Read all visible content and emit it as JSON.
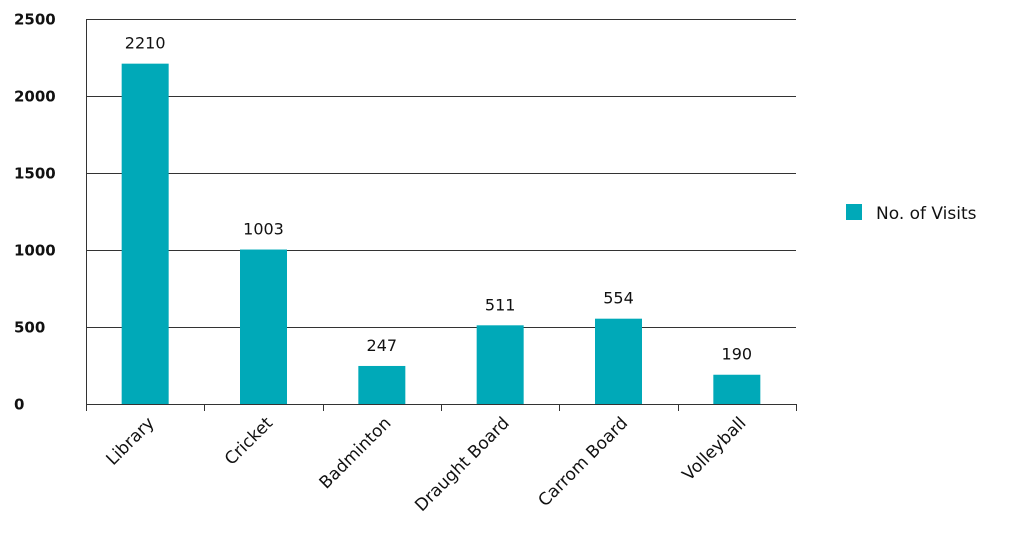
{
  "chart_data": {
    "type": "bar",
    "title": "",
    "xlabel": "",
    "ylabel": "",
    "categories": [
      "Library",
      "Cricket",
      "Badminton",
      "Draught Board",
      "Carrom Board",
      "Volleyball"
    ],
    "series": [
      {
        "name": "No. of Visits",
        "values": [
          2210,
          1003,
          247,
          511,
          554,
          190
        ],
        "color": "#00A9B8"
      }
    ],
    "ylim": [
      0,
      2500
    ],
    "yticks": [
      0,
      500,
      1000,
      1500,
      2000,
      2500
    ],
    "grid": true,
    "legend_position": "right",
    "data_labels": true
  }
}
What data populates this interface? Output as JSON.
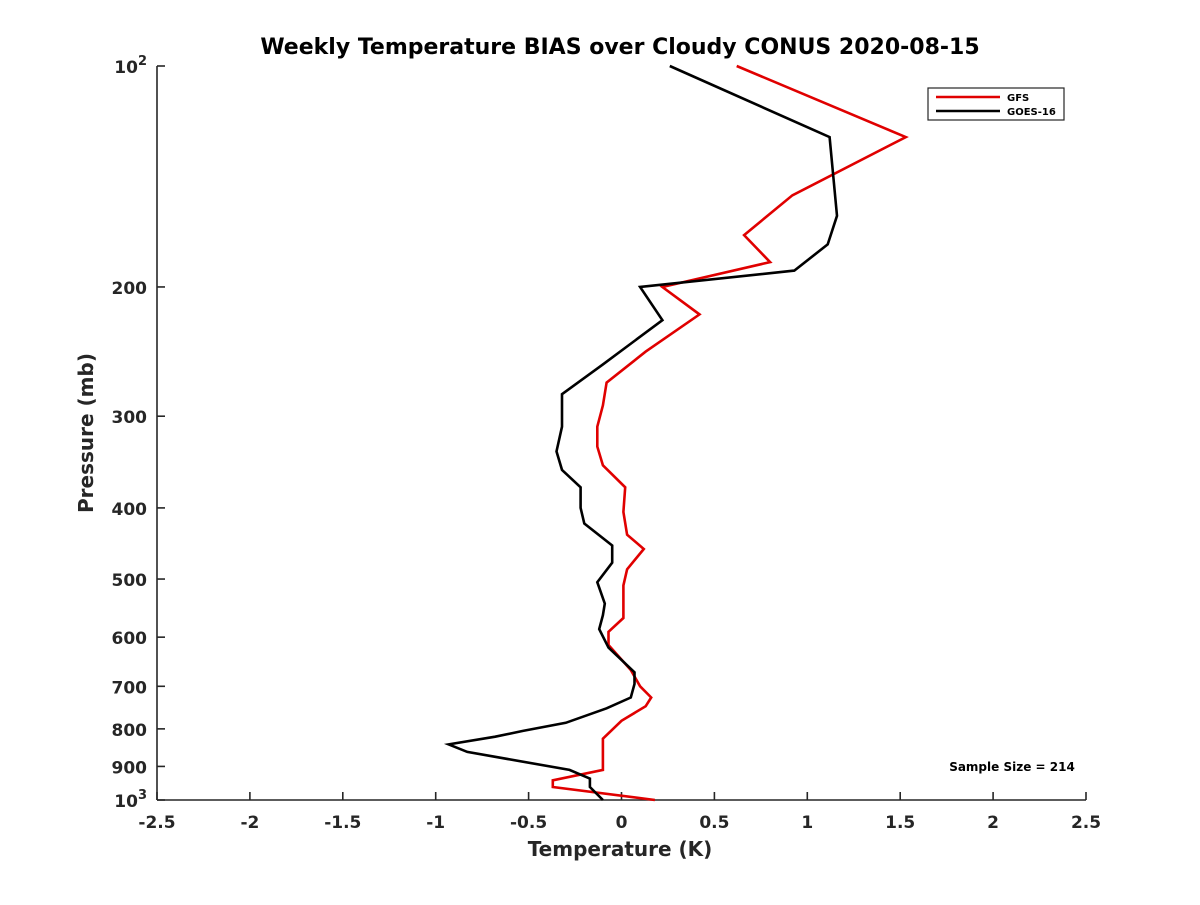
{
  "chart_data": {
    "type": "line",
    "title": "Weekly Temperature BIAS over Cloudy CONUS 2020-08-15",
    "xlabel": "Temperature (K)",
    "ylabel": "Pressure (mb)",
    "xlim": [
      -2.5,
      2.5
    ],
    "ylim": [
      100,
      1000
    ],
    "y_scale": "log",
    "y_reversed": true,
    "grid": false,
    "legend_position": "top-right",
    "x_ticks": [
      {
        "value": -2.5,
        "label": "-2.5"
      },
      {
        "value": -2,
        "label": "-2"
      },
      {
        "value": -1.5,
        "label": "-1.5"
      },
      {
        "value": -1,
        "label": "-1"
      },
      {
        "value": -0.5,
        "label": "-0.5"
      },
      {
        "value": 0,
        "label": "0"
      },
      {
        "value": 0.5,
        "label": "0.5"
      },
      {
        "value": 1,
        "label": "1"
      },
      {
        "value": 1.5,
        "label": "1.5"
      },
      {
        "value": 2,
        "label": "2"
      },
      {
        "value": 2.5,
        "label": "2.5"
      }
    ],
    "y_ticks": [
      {
        "value": 100,
        "label": "10",
        "sup": "2"
      },
      {
        "value": 200,
        "label": "200"
      },
      {
        "value": 300,
        "label": "300"
      },
      {
        "value": 400,
        "label": "400"
      },
      {
        "value": 500,
        "label": "500"
      },
      {
        "value": 600,
        "label": "600"
      },
      {
        "value": 700,
        "label": "700"
      },
      {
        "value": 800,
        "label": "800"
      },
      {
        "value": 900,
        "label": "900"
      },
      {
        "value": 1000,
        "label": "10",
        "sup": "3"
      }
    ],
    "annotation": "Sample Size = 214",
    "series": [
      {
        "name": "GFS",
        "color": "#e00000",
        "points": [
          [
            0.62,
            100
          ],
          [
            1.53,
            125
          ],
          [
            0.92,
            150
          ],
          [
            0.66,
            170
          ],
          [
            0.8,
            185
          ],
          [
            0.22,
            200
          ],
          [
            0.42,
            218
          ],
          [
            0.13,
            245
          ],
          [
            -0.08,
            270
          ],
          [
            -0.1,
            290
          ],
          [
            -0.13,
            310
          ],
          [
            -0.13,
            330
          ],
          [
            -0.1,
            350
          ],
          [
            0.02,
            375
          ],
          [
            0.01,
            405
          ],
          [
            0.03,
            435
          ],
          [
            0.12,
            455
          ],
          [
            0.03,
            485
          ],
          [
            0.01,
            510
          ],
          [
            0.01,
            540
          ],
          [
            0.01,
            565
          ],
          [
            -0.07,
            590
          ],
          [
            -0.07,
            615
          ],
          [
            0.05,
            665
          ],
          [
            0.1,
            700
          ],
          [
            0.16,
            725
          ],
          [
            0.13,
            745
          ],
          [
            0.0,
            780
          ],
          [
            -0.1,
            825
          ],
          [
            -0.1,
            870
          ],
          [
            -0.1,
            910
          ],
          [
            -0.37,
            940
          ],
          [
            -0.37,
            960
          ],
          [
            0.18,
            1000
          ]
        ]
      },
      {
        "name": "GOES-16",
        "color": "#000000",
        "points": [
          [
            0.26,
            100
          ],
          [
            1.12,
            125
          ],
          [
            1.16,
            160
          ],
          [
            1.11,
            175
          ],
          [
            0.93,
            190
          ],
          [
            0.1,
            200
          ],
          [
            0.22,
            222
          ],
          [
            -0.1,
            255
          ],
          [
            -0.32,
            280
          ],
          [
            -0.32,
            310
          ],
          [
            -0.35,
            335
          ],
          [
            -0.32,
            355
          ],
          [
            -0.22,
            375
          ],
          [
            -0.22,
            400
          ],
          [
            -0.2,
            420
          ],
          [
            -0.05,
            450
          ],
          [
            -0.05,
            475
          ],
          [
            -0.13,
            505
          ],
          [
            -0.09,
            540
          ],
          [
            -0.1,
            560
          ],
          [
            -0.12,
            585
          ],
          [
            -0.07,
            620
          ],
          [
            0.07,
            670
          ],
          [
            0.07,
            695
          ],
          [
            0.05,
            725
          ],
          [
            -0.08,
            750
          ],
          [
            -0.3,
            785
          ],
          [
            -0.53,
            805
          ],
          [
            -0.68,
            820
          ],
          [
            -0.93,
            840
          ],
          [
            -0.83,
            860
          ],
          [
            -0.28,
            910
          ],
          [
            -0.17,
            935
          ],
          [
            -0.17,
            960
          ],
          [
            -0.1,
            1000
          ]
        ]
      }
    ]
  }
}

PROBLEM TO SOLVE:
Gather up the lines that contain the word "title".

REPLY TO THE EXERCISE:
    "title": "",
    "title": "Weekly Temperature BIAS over Cloudy CONUS 2020-08-15",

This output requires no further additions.